- What the task requires -
Show all lines of the listing that hold the word "this".
** Start Entries **
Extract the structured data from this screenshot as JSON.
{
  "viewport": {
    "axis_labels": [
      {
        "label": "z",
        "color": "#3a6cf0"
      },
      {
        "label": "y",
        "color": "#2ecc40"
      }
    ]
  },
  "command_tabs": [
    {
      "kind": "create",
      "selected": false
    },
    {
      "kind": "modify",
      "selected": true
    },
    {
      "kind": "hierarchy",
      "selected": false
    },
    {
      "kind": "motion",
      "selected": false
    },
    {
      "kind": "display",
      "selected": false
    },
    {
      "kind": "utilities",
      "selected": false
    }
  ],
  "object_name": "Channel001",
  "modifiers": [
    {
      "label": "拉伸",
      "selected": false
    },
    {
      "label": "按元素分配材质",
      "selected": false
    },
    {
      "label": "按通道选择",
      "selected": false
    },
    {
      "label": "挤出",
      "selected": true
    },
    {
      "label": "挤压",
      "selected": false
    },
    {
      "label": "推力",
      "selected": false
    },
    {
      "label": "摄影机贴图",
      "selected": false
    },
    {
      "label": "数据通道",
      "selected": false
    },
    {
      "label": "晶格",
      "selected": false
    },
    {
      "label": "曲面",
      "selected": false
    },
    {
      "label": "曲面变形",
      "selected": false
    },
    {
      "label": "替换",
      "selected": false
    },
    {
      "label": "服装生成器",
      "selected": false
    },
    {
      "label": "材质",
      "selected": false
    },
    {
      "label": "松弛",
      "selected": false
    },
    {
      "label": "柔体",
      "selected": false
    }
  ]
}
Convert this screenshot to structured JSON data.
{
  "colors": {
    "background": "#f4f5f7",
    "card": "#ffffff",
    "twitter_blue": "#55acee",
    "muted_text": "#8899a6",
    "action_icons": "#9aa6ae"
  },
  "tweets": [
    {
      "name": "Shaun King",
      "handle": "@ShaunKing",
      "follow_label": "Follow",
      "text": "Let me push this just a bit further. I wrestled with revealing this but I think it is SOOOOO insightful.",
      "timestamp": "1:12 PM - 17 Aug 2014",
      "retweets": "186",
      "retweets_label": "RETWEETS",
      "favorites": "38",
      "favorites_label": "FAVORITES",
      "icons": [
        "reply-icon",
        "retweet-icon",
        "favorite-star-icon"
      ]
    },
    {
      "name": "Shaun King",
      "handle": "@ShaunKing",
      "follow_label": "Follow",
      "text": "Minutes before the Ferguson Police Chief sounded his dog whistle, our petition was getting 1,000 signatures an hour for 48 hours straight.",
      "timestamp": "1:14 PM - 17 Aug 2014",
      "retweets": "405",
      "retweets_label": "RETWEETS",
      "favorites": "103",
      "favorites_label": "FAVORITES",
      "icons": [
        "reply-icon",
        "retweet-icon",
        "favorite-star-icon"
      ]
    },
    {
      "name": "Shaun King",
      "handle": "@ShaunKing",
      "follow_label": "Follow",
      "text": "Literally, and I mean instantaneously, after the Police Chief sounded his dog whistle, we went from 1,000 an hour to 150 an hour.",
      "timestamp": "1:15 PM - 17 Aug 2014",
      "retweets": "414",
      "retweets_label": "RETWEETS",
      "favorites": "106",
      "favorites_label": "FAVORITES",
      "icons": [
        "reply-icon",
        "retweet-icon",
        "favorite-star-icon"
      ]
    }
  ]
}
** End Entries **
** Start Entries **
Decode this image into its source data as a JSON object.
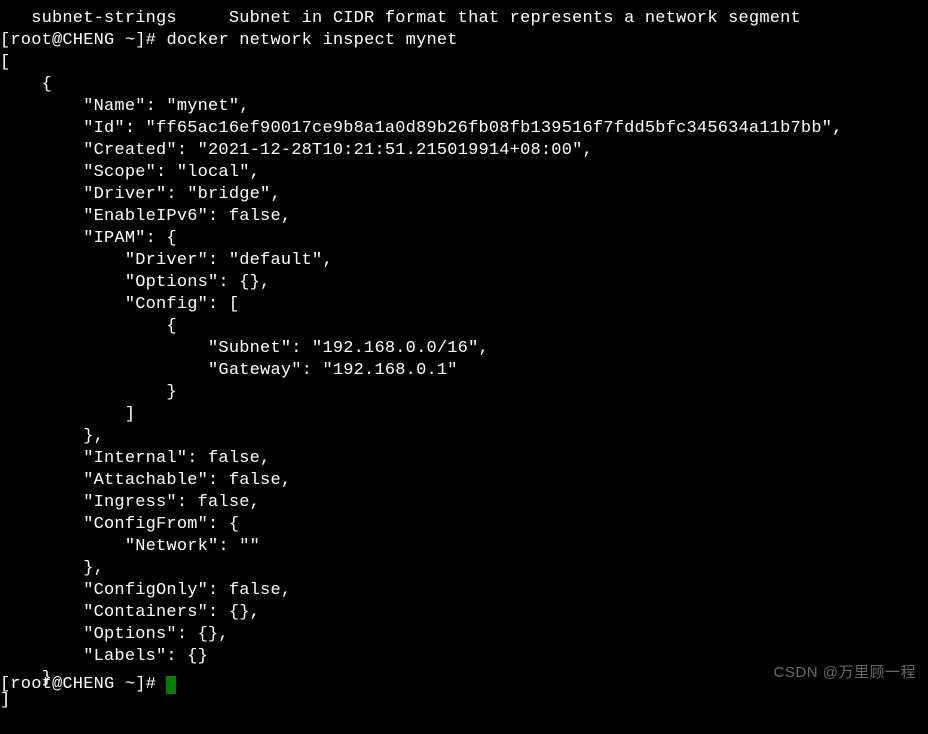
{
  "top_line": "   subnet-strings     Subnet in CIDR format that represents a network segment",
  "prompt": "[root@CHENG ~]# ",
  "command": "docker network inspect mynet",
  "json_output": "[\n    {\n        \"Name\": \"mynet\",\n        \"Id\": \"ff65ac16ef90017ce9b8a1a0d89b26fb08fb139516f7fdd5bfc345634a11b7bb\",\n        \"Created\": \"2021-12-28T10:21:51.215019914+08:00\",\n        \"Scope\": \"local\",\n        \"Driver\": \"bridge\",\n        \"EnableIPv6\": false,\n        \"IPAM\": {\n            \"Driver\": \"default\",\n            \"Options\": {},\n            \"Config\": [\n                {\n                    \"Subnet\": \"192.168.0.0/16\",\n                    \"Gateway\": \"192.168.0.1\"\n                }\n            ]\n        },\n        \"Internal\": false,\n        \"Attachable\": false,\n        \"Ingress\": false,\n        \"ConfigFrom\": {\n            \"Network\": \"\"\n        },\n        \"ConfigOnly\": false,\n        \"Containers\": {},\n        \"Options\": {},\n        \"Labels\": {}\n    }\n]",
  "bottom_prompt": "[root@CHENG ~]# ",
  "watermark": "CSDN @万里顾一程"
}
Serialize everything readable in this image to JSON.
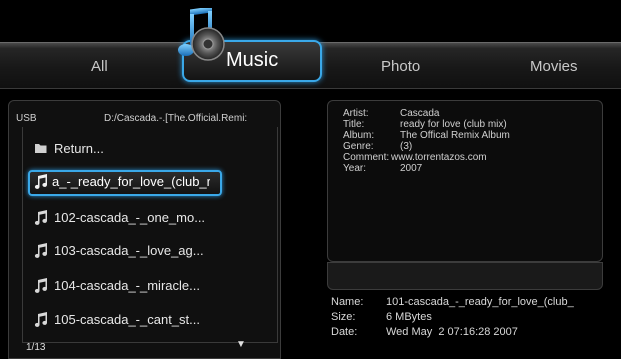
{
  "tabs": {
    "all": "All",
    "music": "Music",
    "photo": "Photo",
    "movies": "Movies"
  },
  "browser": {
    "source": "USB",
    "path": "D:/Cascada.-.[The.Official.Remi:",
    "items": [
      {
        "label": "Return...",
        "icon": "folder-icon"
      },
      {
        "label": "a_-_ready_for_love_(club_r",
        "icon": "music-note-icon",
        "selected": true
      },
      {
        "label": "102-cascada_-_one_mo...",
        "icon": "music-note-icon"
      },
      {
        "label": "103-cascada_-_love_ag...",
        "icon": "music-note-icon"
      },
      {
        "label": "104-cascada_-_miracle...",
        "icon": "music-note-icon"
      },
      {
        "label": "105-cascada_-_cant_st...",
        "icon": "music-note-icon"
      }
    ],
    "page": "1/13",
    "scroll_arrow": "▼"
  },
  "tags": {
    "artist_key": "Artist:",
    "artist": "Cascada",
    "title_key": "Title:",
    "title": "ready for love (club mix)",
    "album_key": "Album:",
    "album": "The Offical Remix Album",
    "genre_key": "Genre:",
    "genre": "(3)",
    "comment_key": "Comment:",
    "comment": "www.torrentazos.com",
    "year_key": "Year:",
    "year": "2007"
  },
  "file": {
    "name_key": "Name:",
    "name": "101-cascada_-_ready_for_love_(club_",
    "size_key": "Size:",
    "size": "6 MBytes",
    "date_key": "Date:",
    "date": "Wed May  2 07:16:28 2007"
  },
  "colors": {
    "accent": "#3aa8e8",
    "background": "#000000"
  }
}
** End Entries **
- The completed task -
Extract the structured data from this screenshot as JSON.
Convert this screenshot to structured JSON data.
      "text": "Let me push this just a bit further. I wrestled with revealing this but I think it is SOOOOO insightful.",
Decode this image into its source data as a JSON object.
Serialize everything readable in this image to JSON.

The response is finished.